(Stored records)

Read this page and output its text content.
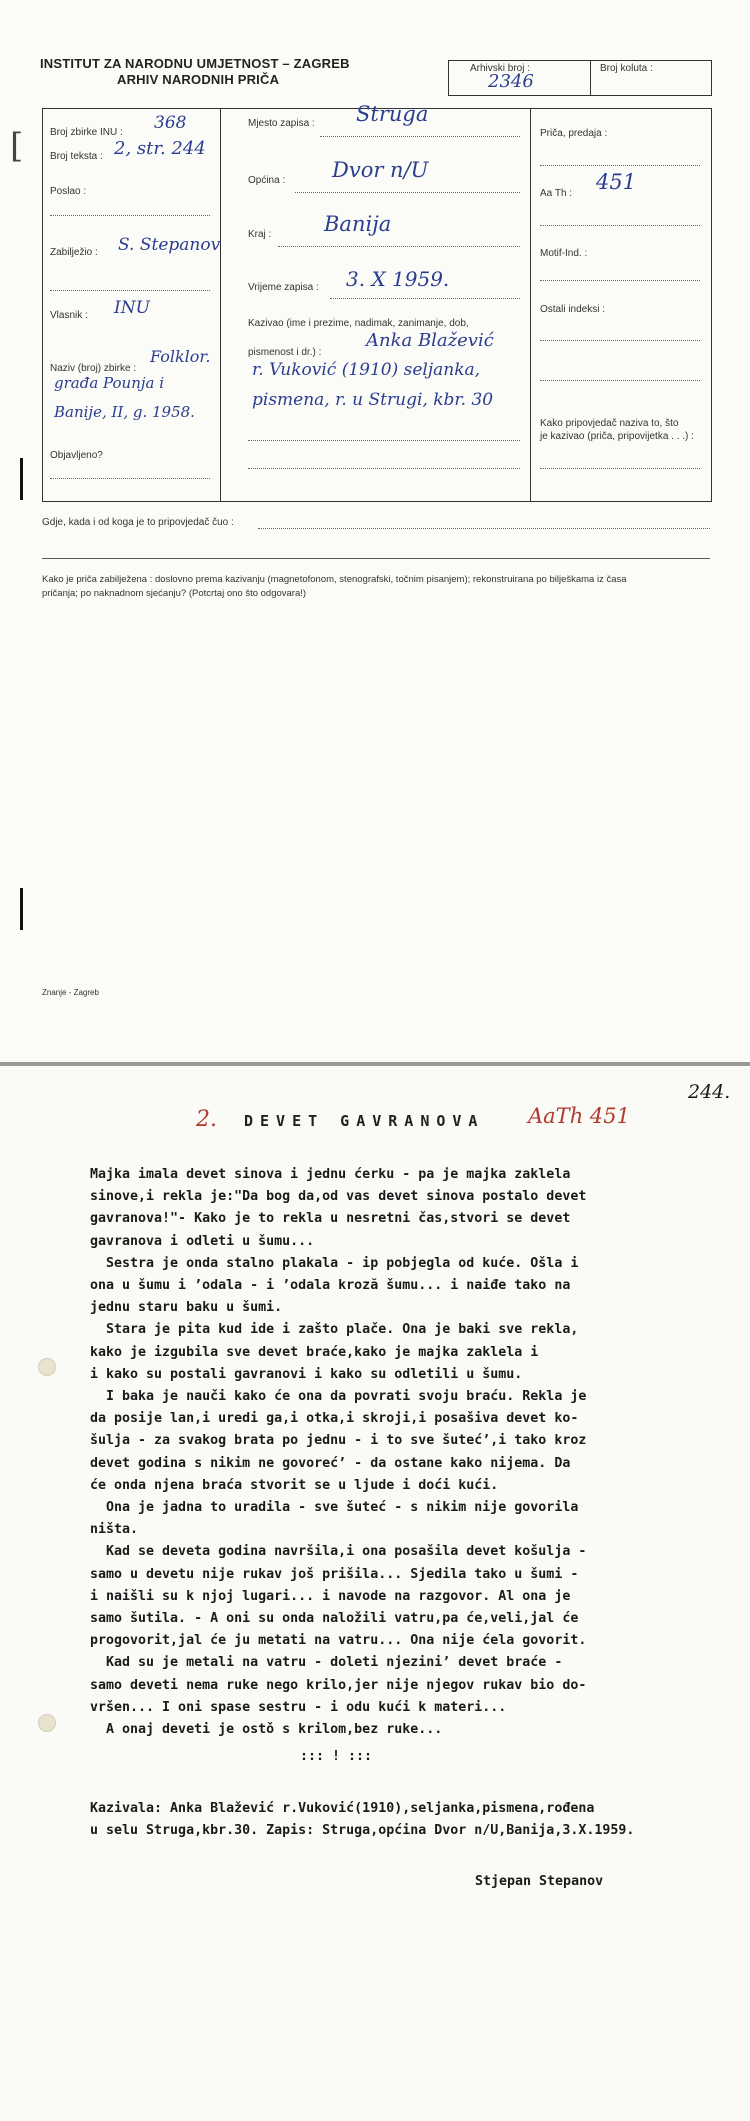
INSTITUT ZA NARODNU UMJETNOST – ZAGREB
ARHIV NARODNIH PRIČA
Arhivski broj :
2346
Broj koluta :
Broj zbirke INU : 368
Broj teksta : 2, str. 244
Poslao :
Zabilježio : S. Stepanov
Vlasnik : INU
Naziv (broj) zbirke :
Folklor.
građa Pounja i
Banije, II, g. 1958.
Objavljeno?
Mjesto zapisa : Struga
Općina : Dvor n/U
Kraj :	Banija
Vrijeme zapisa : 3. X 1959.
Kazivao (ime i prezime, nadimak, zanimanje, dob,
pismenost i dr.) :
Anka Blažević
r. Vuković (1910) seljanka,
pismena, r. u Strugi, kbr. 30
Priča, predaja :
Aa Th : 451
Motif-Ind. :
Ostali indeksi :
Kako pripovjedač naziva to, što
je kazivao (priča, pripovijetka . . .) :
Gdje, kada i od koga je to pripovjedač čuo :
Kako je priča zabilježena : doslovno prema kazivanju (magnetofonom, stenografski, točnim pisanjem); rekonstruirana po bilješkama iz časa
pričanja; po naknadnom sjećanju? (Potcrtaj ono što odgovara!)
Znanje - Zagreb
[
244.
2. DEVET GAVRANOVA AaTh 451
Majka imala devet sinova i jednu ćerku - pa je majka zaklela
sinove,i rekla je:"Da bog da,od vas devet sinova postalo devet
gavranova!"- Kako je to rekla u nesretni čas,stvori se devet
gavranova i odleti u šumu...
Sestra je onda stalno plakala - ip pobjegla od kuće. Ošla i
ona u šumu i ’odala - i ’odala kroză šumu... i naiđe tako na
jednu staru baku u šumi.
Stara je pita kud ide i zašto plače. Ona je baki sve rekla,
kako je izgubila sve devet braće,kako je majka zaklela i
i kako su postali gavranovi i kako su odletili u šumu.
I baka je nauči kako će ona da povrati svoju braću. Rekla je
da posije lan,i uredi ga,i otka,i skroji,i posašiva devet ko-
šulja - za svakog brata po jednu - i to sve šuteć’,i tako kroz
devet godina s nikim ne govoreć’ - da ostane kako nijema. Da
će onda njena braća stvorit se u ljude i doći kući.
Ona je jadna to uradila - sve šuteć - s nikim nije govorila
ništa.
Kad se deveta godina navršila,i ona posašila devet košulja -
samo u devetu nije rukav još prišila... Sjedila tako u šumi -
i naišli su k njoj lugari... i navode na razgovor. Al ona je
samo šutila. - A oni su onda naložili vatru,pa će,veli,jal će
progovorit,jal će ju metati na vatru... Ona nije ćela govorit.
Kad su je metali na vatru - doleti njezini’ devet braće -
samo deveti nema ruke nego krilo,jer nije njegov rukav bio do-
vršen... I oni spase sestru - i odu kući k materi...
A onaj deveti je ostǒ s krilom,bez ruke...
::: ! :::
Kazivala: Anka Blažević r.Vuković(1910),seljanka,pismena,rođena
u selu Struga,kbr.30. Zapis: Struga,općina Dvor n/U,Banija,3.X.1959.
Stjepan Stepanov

▶ **TASK REQUIREMENTS**:
Where does the word "samo" appear in the listing? List each line that holds it.

▶ **EXPECTED ANSWER**:
samo u devetu nije rukav još prišila... Sjedila tako u šumi -
samo šutila. - A oni su onda naložili vatru,pa će,veli,jal će
samo deveti nema ruke nego krilo,jer nije njegov rukav bio do-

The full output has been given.